Identify every line in the records below that contains the word "СВОЕГО", and copy each of those lines.

======

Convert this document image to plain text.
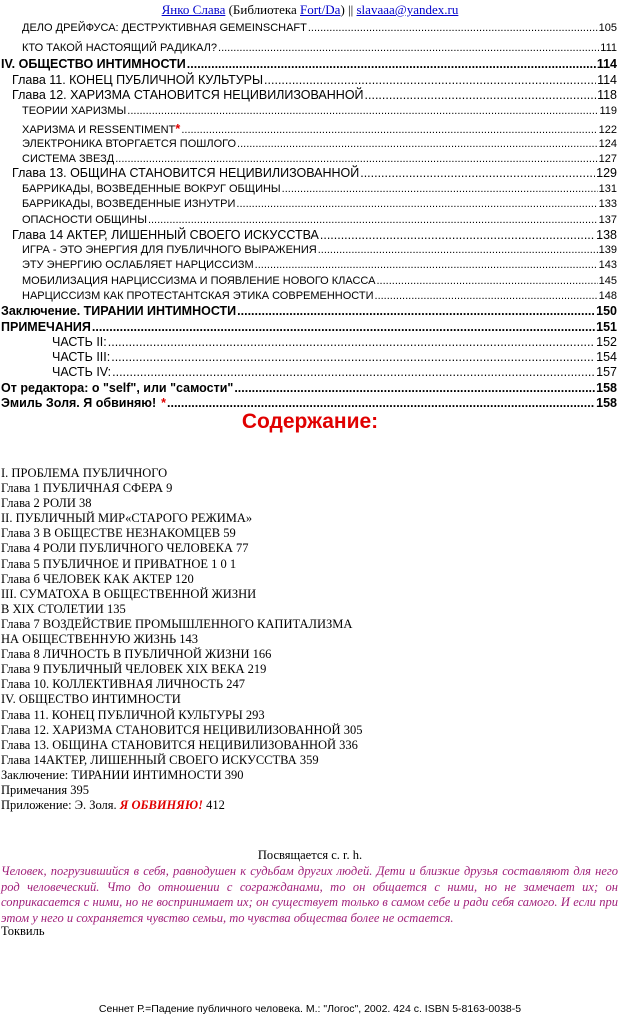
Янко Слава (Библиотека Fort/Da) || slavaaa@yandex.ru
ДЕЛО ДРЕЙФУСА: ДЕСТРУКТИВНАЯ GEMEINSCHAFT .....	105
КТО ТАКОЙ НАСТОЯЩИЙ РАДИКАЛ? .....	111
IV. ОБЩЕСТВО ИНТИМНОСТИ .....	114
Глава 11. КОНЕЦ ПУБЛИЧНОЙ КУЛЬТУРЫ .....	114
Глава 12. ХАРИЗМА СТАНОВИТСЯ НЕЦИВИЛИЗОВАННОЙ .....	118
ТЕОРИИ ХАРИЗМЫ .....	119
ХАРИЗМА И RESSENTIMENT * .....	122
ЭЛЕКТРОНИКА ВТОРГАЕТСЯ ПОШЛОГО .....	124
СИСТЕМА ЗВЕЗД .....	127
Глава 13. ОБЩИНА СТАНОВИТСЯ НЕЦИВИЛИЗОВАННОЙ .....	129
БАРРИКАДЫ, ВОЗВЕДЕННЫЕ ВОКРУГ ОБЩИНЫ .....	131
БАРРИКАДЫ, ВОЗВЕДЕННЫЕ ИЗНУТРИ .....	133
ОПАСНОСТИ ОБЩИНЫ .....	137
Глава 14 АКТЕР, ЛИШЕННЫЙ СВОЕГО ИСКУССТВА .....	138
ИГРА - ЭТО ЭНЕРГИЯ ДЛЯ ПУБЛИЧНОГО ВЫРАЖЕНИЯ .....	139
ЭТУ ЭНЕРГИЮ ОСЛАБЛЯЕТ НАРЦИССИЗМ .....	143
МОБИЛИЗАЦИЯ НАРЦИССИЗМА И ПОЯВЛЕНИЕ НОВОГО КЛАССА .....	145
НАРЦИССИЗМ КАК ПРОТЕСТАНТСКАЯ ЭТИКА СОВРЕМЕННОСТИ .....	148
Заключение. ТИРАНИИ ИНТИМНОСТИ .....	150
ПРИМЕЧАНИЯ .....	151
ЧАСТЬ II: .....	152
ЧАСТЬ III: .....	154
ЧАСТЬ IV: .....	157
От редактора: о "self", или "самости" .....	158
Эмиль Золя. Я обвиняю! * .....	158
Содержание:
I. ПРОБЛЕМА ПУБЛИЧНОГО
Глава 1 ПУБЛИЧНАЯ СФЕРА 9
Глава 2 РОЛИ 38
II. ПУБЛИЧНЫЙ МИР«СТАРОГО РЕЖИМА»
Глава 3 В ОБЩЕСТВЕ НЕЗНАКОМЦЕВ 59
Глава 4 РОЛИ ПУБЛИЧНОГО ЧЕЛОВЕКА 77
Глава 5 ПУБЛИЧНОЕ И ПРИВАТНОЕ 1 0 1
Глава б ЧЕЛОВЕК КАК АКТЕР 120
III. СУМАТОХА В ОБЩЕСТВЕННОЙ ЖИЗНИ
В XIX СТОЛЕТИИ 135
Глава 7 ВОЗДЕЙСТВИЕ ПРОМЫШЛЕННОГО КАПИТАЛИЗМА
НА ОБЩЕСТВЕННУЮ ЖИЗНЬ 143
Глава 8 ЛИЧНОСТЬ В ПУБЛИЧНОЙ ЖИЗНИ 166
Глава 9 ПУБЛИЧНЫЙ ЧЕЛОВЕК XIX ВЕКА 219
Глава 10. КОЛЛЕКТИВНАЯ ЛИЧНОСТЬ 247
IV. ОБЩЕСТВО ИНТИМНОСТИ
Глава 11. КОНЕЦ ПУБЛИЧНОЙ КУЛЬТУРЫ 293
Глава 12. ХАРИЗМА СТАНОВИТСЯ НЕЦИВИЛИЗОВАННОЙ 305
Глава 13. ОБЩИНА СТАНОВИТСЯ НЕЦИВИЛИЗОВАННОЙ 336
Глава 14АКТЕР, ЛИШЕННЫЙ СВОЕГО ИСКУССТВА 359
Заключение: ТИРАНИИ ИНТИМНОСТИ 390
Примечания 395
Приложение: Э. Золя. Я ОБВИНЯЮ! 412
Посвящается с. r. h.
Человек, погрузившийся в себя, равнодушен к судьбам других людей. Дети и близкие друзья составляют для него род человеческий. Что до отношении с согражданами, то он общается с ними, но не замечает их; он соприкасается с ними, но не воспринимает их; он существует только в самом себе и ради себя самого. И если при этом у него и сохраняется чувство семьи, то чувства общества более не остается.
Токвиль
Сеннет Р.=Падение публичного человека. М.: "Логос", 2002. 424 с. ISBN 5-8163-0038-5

======

_Right answer:_
Глава 14 АКТЕР, ЛИШЕННЫЙ СВОЕГО ИСКУССТВА .....	138
Глава 14АКТЕР, ЛИШЕННЫЙ СВОЕГО ИСКУССТВА 359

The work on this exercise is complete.